§ Instructions to follow: Report, word for word, every line of the material that contains "color".

§ Dataset records:
· · · ·
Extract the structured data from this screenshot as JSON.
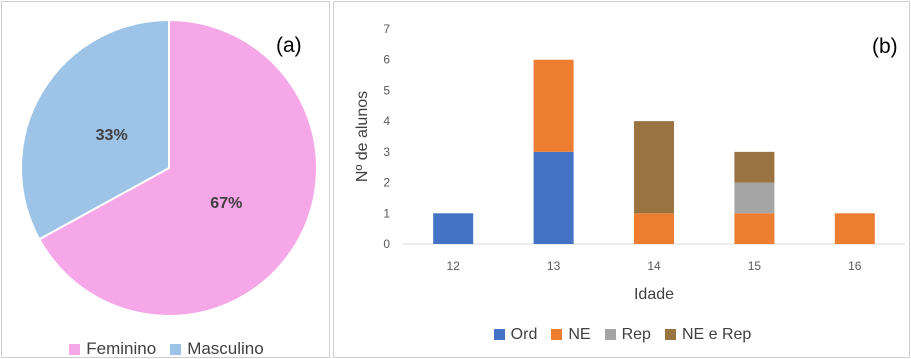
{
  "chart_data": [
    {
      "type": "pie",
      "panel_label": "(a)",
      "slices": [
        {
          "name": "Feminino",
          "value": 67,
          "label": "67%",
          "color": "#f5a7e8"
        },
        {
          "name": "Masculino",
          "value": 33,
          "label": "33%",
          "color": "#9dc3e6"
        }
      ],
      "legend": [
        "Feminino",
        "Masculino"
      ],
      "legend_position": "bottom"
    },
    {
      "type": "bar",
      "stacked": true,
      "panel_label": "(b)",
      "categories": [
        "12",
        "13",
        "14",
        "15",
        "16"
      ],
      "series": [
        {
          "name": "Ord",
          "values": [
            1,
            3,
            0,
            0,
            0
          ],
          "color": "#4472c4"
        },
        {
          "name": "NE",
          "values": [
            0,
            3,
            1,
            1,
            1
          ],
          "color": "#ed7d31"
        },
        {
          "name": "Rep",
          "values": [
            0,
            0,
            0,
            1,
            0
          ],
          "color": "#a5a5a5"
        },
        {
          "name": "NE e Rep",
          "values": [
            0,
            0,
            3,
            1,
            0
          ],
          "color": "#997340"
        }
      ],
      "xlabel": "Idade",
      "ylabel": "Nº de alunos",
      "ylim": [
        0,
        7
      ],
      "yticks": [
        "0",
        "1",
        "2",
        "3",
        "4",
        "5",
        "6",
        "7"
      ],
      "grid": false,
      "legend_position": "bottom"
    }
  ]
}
· · · ·
§ Solution to this exercise:
          "color": "#f5a7e8"
          "color": "#9dc3e6"
          "color": "#4472c4"
          "color": "#ed7d31"
          "color": "#a5a5a5"
          "color": "#997340"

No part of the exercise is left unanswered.